Task prompt
Filter the records below for the word "link". Copy each line that holds it.

Data for the task

——————————

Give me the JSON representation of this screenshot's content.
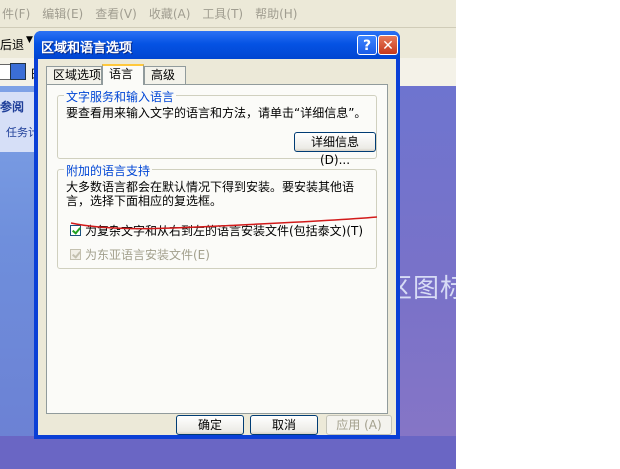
{
  "background": {
    "menu": [
      "件(F)",
      "编辑(E)",
      "查看(V)",
      "收藏(A)",
      "工具(T)",
      "帮助(H)"
    ],
    "toolbar_back": "后退",
    "toolbar2_text": "日",
    "left_title": "参阅",
    "left_task": "任务计",
    "right_text": "区图标"
  },
  "dialog": {
    "title": "区域和语言选项",
    "help_label": "?",
    "close_label": "✕",
    "tabs": [
      {
        "label": "区域选项"
      },
      {
        "label": "语言"
      },
      {
        "label": "高级"
      }
    ],
    "group1": {
      "legend": "文字服务和输入语言",
      "description": "要查看用来输入文字的语言和方法，请单击“详细信息”。",
      "details_button": "详细信息 (D)..."
    },
    "group2": {
      "legend": "附加的语言支持",
      "description": "大多数语言都会在默认情况下得到安装。要安装其他语言，选择下面相应的复选框。",
      "checkbox1_label": "为复杂文字和从右到左的语言安装文件(包括泰文)(T)",
      "checkbox1_checked": true,
      "checkbox2_label": "为东亚语言安装文件(E)",
      "checkbox2_checked": true
    },
    "ok_button": "确定",
    "cancel_button": "取消",
    "apply_button": "应用 (A)"
  },
  "colors": {
    "title_bar": "#0553e4",
    "legend_text": "#0046d5",
    "annotation": "#d21a1a",
    "check_mark": "#21a121"
  }
}
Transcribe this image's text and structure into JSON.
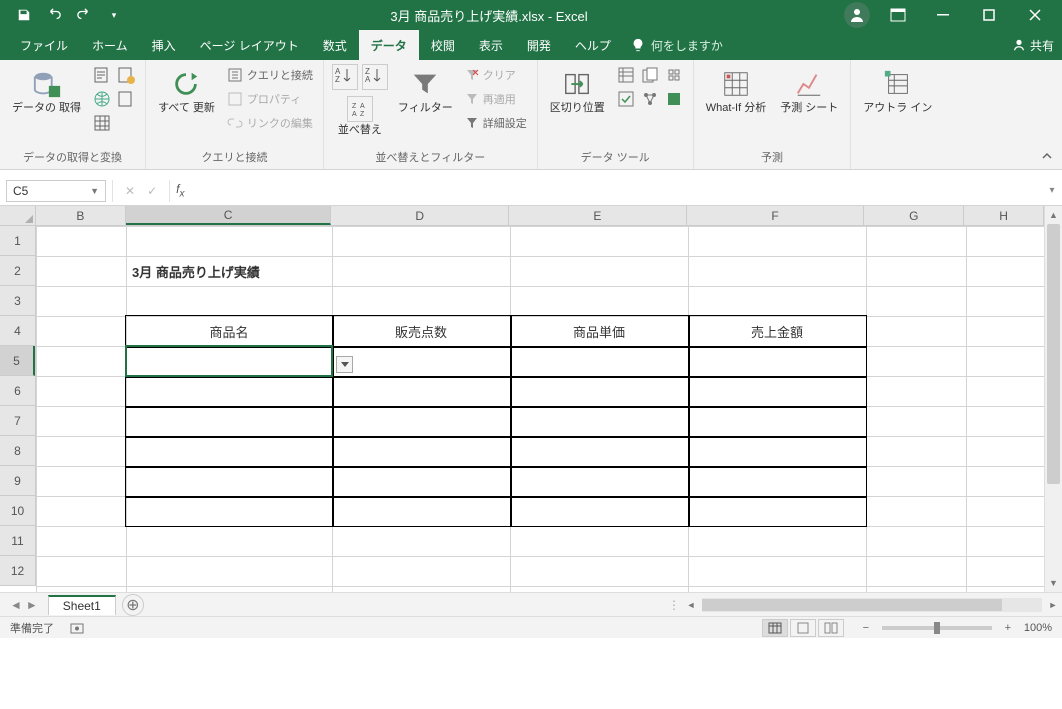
{
  "title": "3月 商品売り上げ実績.xlsx  -  Excel",
  "menu": {
    "file": "ファイル",
    "home": "ホーム",
    "insert": "挿入",
    "pagelayout": "ページ レイアウト",
    "formulas": "数式",
    "data": "データ",
    "review": "校閲",
    "view": "表示",
    "developer": "開発",
    "help": "ヘルプ",
    "tellme": "何をしますか",
    "share": "共有"
  },
  "ribbon": {
    "getdata": {
      "btn": "データの\n取得",
      "group": "データの取得と変換"
    },
    "refresh": {
      "btn": "すべて\n更新",
      "q1": "クエリと接続",
      "q2": "プロパティ",
      "q3": "リンクの編集",
      "group": "クエリと接続"
    },
    "sort": {
      "btn": "並べ替え",
      "filter": "フィルター",
      "clear": "クリア",
      "reapply": "再適用",
      "adv": "詳細設定",
      "group": "並べ替えとフィルター"
    },
    "texttocol": {
      "btn": "区切り位置",
      "group": "データ ツール"
    },
    "forecast": {
      "whatif": "What-If 分析",
      "sheet": "予測\nシート",
      "group": "予測"
    },
    "outline": {
      "btn": "アウトラ\nイン",
      "group": ""
    }
  },
  "namebox": "C5",
  "columns": [
    "B",
    "C",
    "D",
    "E",
    "F",
    "G",
    "H"
  ],
  "activeCol": "C",
  "rows": [
    "1",
    "2",
    "3",
    "4",
    "5",
    "6",
    "7",
    "8",
    "9",
    "10",
    "11",
    "12"
  ],
  "activeRow": "5",
  "cells": {
    "title": "3月 商品売り上げ実績",
    "h1": "商品名",
    "h2": "販売点数",
    "h3": "商品単価",
    "h4": "売上金額"
  },
  "sheetTab": "Sheet1",
  "status": "準備完了",
  "zoom": "100%"
}
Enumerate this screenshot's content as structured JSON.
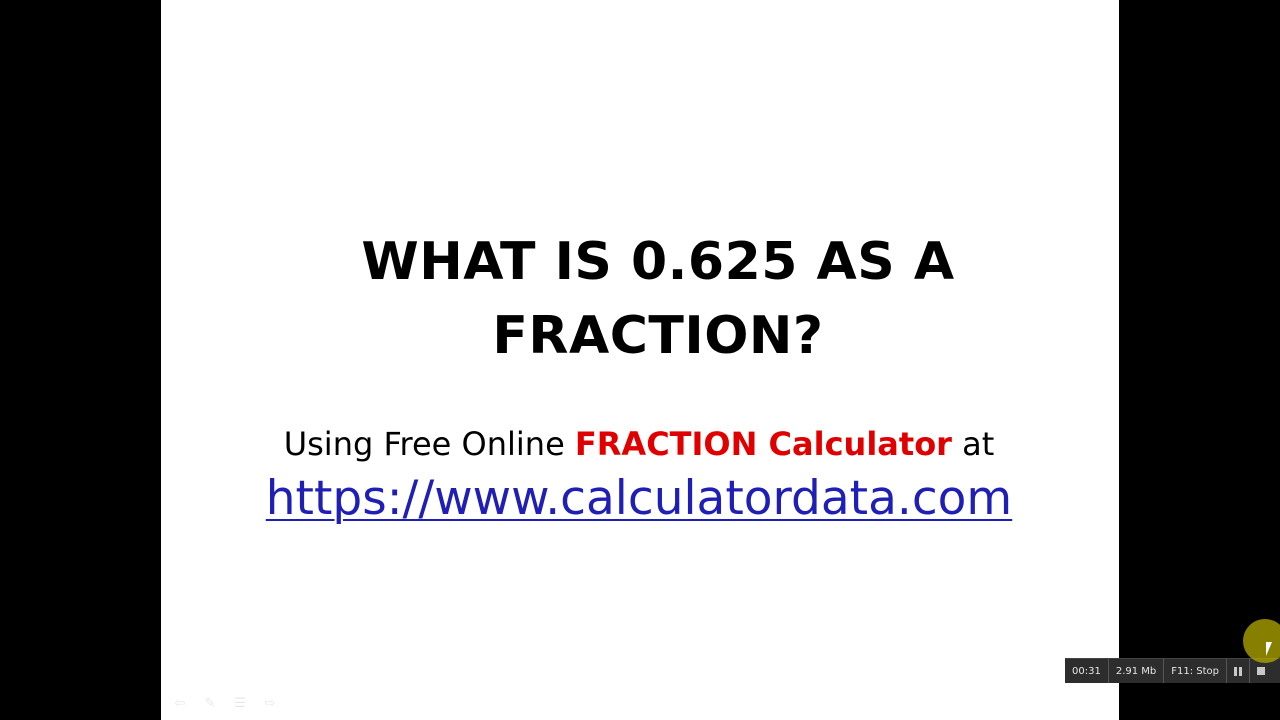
{
  "slide": {
    "title_line1": "WHAT IS 0.625 AS A",
    "title_line2": "FRACTION?",
    "subtitle_before": "Using Free Online ",
    "subtitle_highlight": "FRACTION Calculator",
    "subtitle_after": " at",
    "link": "https://www.calculatordata.com",
    "colors": {
      "background": "#ffffff",
      "highlight": "#e00000",
      "link": "#1f1fb5"
    },
    "controls": {
      "back_icon": "⇦",
      "pen_icon": "✎",
      "menu_icon": "☰",
      "forward_icon": "⇨"
    }
  },
  "recorder": {
    "time": "00:31",
    "size": "2.91 Mb",
    "stop_hint": "F11: Stop"
  }
}
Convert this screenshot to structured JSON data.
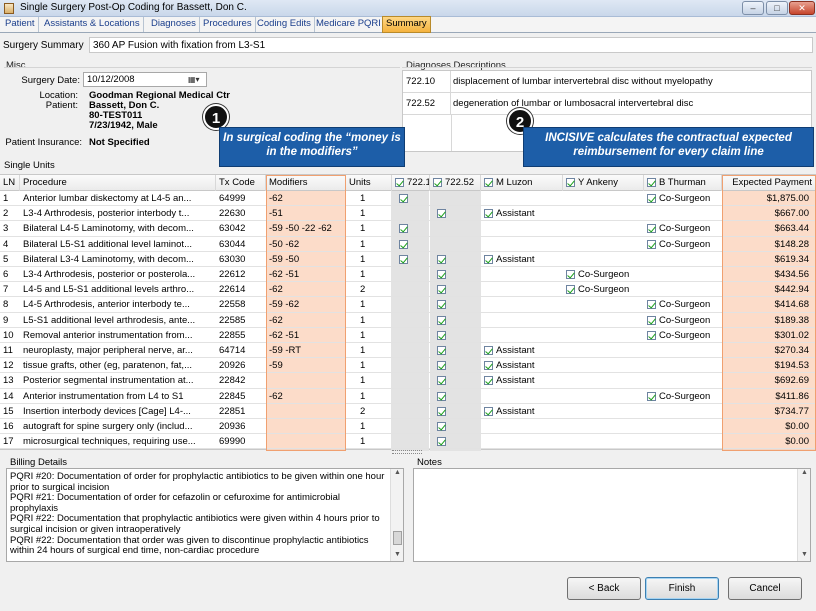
{
  "window": {
    "title": "Single Surgery Post-Op Coding for Bassett, Don C.",
    "buttons": {
      "minimize": "–",
      "maximize": "□",
      "close": "✕"
    }
  },
  "tabs": [
    {
      "label": "Patient"
    },
    {
      "label": "Assistants & Locations"
    },
    {
      "label": "Diagnoses"
    },
    {
      "label": "Procedures"
    },
    {
      "label": "Coding Edits"
    },
    {
      "label": "Medicare PQRI"
    },
    {
      "label": "Summary",
      "active": true
    }
  ],
  "summary": {
    "label": "Surgery Summary",
    "value": "360 AP Fusion with fixation from L3-S1"
  },
  "misc": {
    "title": "Misc",
    "surgery_date_label": "Surgery Date:",
    "surgery_date": "10/12/2008",
    "location_label": "Location:",
    "location": "Goodman Regional Medical Ctr",
    "patient_label": "Patient:",
    "patient_lines": [
      "Bassett, Don C.",
      "80-TEST011",
      "7/23/1942, Male"
    ],
    "insurance_label": "Patient Insurance:",
    "insurance": "Not Specified"
  },
  "diagnoses": {
    "title": "Diagnoses Descriptions",
    "rows": [
      {
        "code": "722.10",
        "desc": "displacement of lumbar intervertebral disc without myelopathy"
      },
      {
        "code": "722.52",
        "desc": "degeneration of lumbar or lumbosacral intervertebral disc"
      }
    ]
  },
  "annotations": [
    {
      "number": "1",
      "text": "In surgical coding the “money is in the modifiers”"
    },
    {
      "number": "2",
      "text": "INCISIVE calculates the contractual expected reimbursement for every claim line"
    }
  ],
  "single_units": {
    "title": "Single Units",
    "headers": {
      "ln": "LN",
      "procedure": "Procedure",
      "tx": "Tx Code",
      "modifiers": "Modifiers",
      "units": "Units",
      "d1": "722.10",
      "d2": "722.52",
      "s1": "M Luzon",
      "s2": "Y Ankeny",
      "s3": "B Thurman",
      "payment": "Expected Payment"
    },
    "rows": [
      {
        "ln": "1",
        "proc": "Anterior lumbar diskectomy at L4-5 an...",
        "tx": "64999",
        "mod": "-62",
        "units": "1",
        "d1": true,
        "d2": false,
        "s1": "",
        "s2": "",
        "s3": "Co-Surgeon",
        "pay": "$1,875.00"
      },
      {
        "ln": "2",
        "proc": "L3-4 Arthrodesis, posterior interbody t...",
        "tx": "22630",
        "mod": "-51",
        "units": "1",
        "d1": false,
        "d2": true,
        "s1": "Assistant",
        "s2": "",
        "s3": "",
        "pay": "$667.00"
      },
      {
        "ln": "3",
        "proc": "Bilateral L4-5 Laminotomy, with decom...",
        "tx": "63042",
        "mod": "-59 -50 -22 -62",
        "units": "1",
        "d1": true,
        "d2": false,
        "s1": "",
        "s2": "",
        "s3": "Co-Surgeon",
        "pay": "$663.44"
      },
      {
        "ln": "4",
        "proc": "Bilateral L5-S1 additional level laminot...",
        "tx": "63044",
        "mod": "-50 -62",
        "units": "1",
        "d1": true,
        "d2": false,
        "s1": "",
        "s2": "",
        "s3": "Co-Surgeon",
        "pay": "$148.28"
      },
      {
        "ln": "5",
        "proc": "Bilateral L3-4 Laminotomy, with decom...",
        "tx": "63030",
        "mod": "-59 -50",
        "units": "1",
        "d1": true,
        "d2": true,
        "s1": "Assistant",
        "s2": "",
        "s3": "",
        "pay": "$619.34"
      },
      {
        "ln": "6",
        "proc": "L3-4 Arthrodesis, posterior or posterola...",
        "tx": "22612",
        "mod": "-62 -51",
        "units": "1",
        "d1": false,
        "d2": true,
        "s1": "",
        "s2": "Co-Surgeon",
        "s3": "",
        "pay": "$434.56"
      },
      {
        "ln": "7",
        "proc": "L4-5 and L5-S1 additional levels arthro...",
        "tx": "22614",
        "mod": "-62",
        "units": "2",
        "d1": false,
        "d2": true,
        "s1": "",
        "s2": "Co-Surgeon",
        "s3": "",
        "pay": "$442.94"
      },
      {
        "ln": "8",
        "proc": "L4-5 Arthrodesis, anterior interbody te...",
        "tx": "22558",
        "mod": "-59 -62",
        "units": "1",
        "d1": false,
        "d2": true,
        "s1": "",
        "s2": "",
        "s3": "Co-Surgeon",
        "pay": "$414.68"
      },
      {
        "ln": "9",
        "proc": "L5-S1 additional level arthrodesis, ante...",
        "tx": "22585",
        "mod": "-62",
        "units": "1",
        "d1": false,
        "d2": true,
        "s1": "",
        "s2": "",
        "s3": "Co-Surgeon",
        "pay": "$189.38"
      },
      {
        "ln": "10",
        "proc": "Removal anterior instrumentation from...",
        "tx": "22855",
        "mod": "-62 -51",
        "units": "1",
        "d1": false,
        "d2": true,
        "s1": "",
        "s2": "",
        "s3": "Co-Surgeon",
        "pay": "$301.02"
      },
      {
        "ln": "11",
        "proc": "neuroplasty, major peripheral nerve, ar...",
        "tx": "64714",
        "mod": "-59 -RT",
        "units": "1",
        "d1": false,
        "d2": true,
        "s1": "Assistant",
        "s2": "",
        "s3": "",
        "pay": "$270.34"
      },
      {
        "ln": "12",
        "proc": "tissue grafts, other (eg, paratenon, fat,...",
        "tx": "20926",
        "mod": "-59",
        "units": "1",
        "d1": false,
        "d2": true,
        "s1": "Assistant",
        "s2": "",
        "s3": "",
        "pay": "$194.53"
      },
      {
        "ln": "13",
        "proc": "Posterior segmental instrumentation at...",
        "tx": "22842",
        "mod": "",
        "units": "1",
        "d1": false,
        "d2": true,
        "s1": "Assistant",
        "s2": "",
        "s3": "",
        "pay": "$692.69"
      },
      {
        "ln": "14",
        "proc": "Anterior instrumentation from L4 to S1",
        "tx": "22845",
        "mod": "-62",
        "units": "1",
        "d1": false,
        "d2": true,
        "s1": "",
        "s2": "",
        "s3": "Co-Surgeon",
        "pay": "$411.86"
      },
      {
        "ln": "15",
        "proc": "Insertion interbody devices [Cage] L4-...",
        "tx": "22851",
        "mod": "",
        "units": "2",
        "d1": false,
        "d2": true,
        "s1": "Assistant",
        "s2": "",
        "s3": "",
        "pay": "$734.77"
      },
      {
        "ln": "16",
        "proc": "autograft for spine surgery only (includ...",
        "tx": "20936",
        "mod": "",
        "units": "1",
        "d1": false,
        "d2": true,
        "s1": "",
        "s2": "",
        "s3": "",
        "pay": "$0.00"
      },
      {
        "ln": "17",
        "proc": "microsurgical techniques, requiring use...",
        "tx": "69990",
        "mod": "",
        "units": "1",
        "d1": false,
        "d2": true,
        "s1": "",
        "s2": "",
        "s3": "",
        "pay": "$0.00"
      }
    ]
  },
  "billing": {
    "title": "Billing Details",
    "text": "PQRI #20: Documentation of order for prophylactic antibiotics to be given within one hour prior to surgical incision\nPQRI #21: Documentation of order for cefazolin or cefuroxime for antimicrobial prophylaxis\nPQRI #22: Documentation that prophylactic antibiotics were given within 4 hours prior to surgical incision or given intraoperatively\nPQRI #22: Documentation that order was given to discontinue prophylactic antibiotics within 24 hours of surgical end time, non-cardiac procedure"
  },
  "notes": {
    "title": "Notes",
    "value": ""
  },
  "buttons": {
    "back": "< Back",
    "finish": "Finish",
    "cancel": "Cancel"
  },
  "colors": {
    "accent_tab": "#f5b23e",
    "callout": "#1d5ea8",
    "highlight": "#fbd6c0",
    "link": "#1a3e8c"
  }
}
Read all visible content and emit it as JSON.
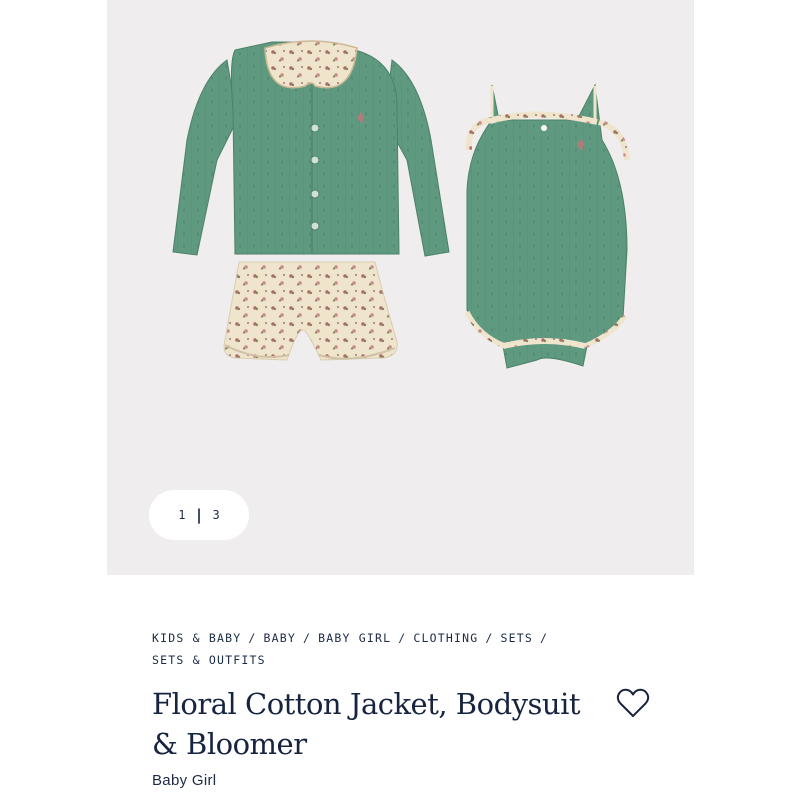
{
  "gallery": {
    "image_alt": "Green pointelle cardigan with floral collar, floral bloomer, and green floral-trim bodysuit",
    "pager": {
      "current": "1",
      "separator": "|",
      "total": "3"
    },
    "colors": {
      "background": "#efeded",
      "garment": "#5f9a80",
      "floral": "#efe4cc"
    }
  },
  "breadcrumb": [
    {
      "label": "KIDS & BABY"
    },
    {
      "label": "BABY"
    },
    {
      "label": "BABY GIRL"
    },
    {
      "label": "CLOTHING"
    },
    {
      "label": "SETS"
    },
    {
      "label": "SETS & OUTFITS"
    }
  ],
  "product": {
    "title": "Floral Cotton Jacket, Bodysuit & Bloomer",
    "subtitle": "Baby Girl",
    "wishlist_icon": "heart-outline-icon"
  },
  "theme": {
    "text": "#1b2a45"
  }
}
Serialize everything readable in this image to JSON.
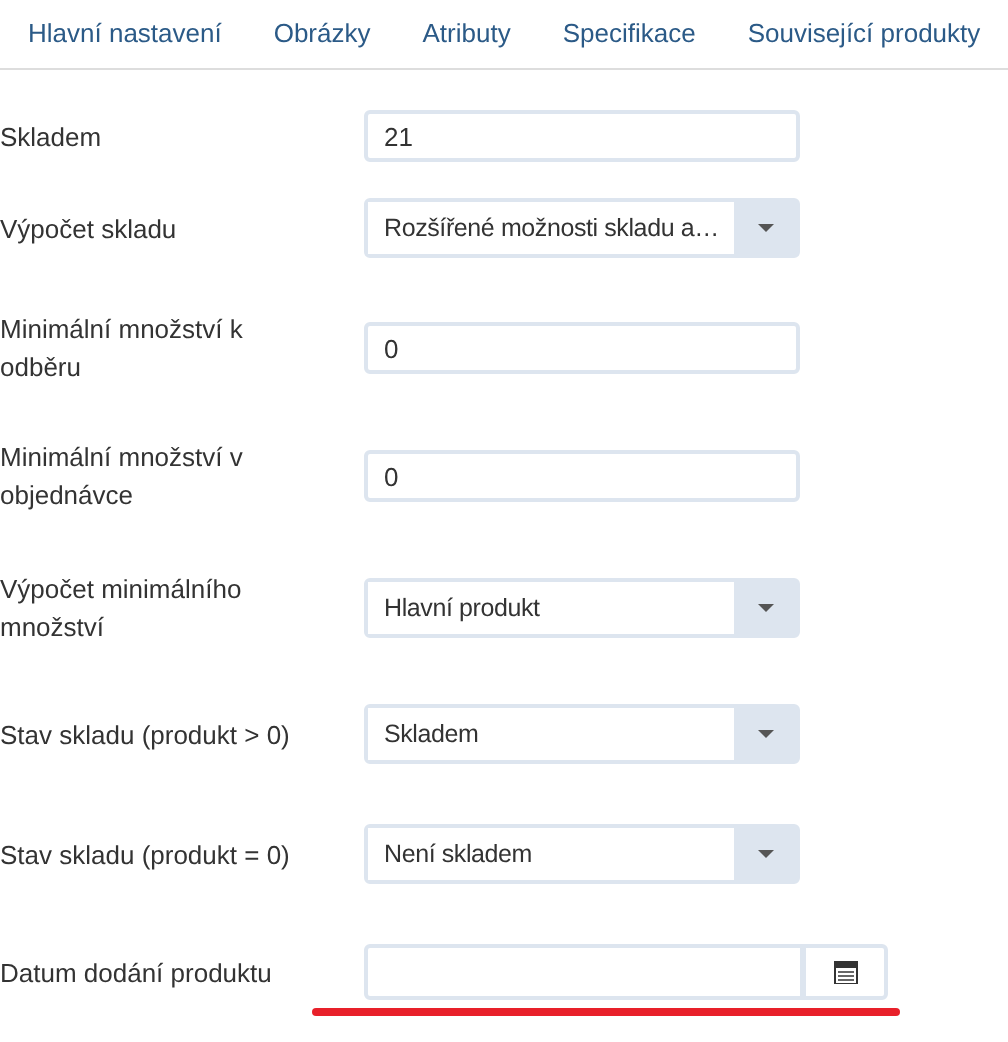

——————————

The output
    "link": "https://www.calculatordata.com",
      "link": "#1f1fb5"
    "link": "#1a3e8c"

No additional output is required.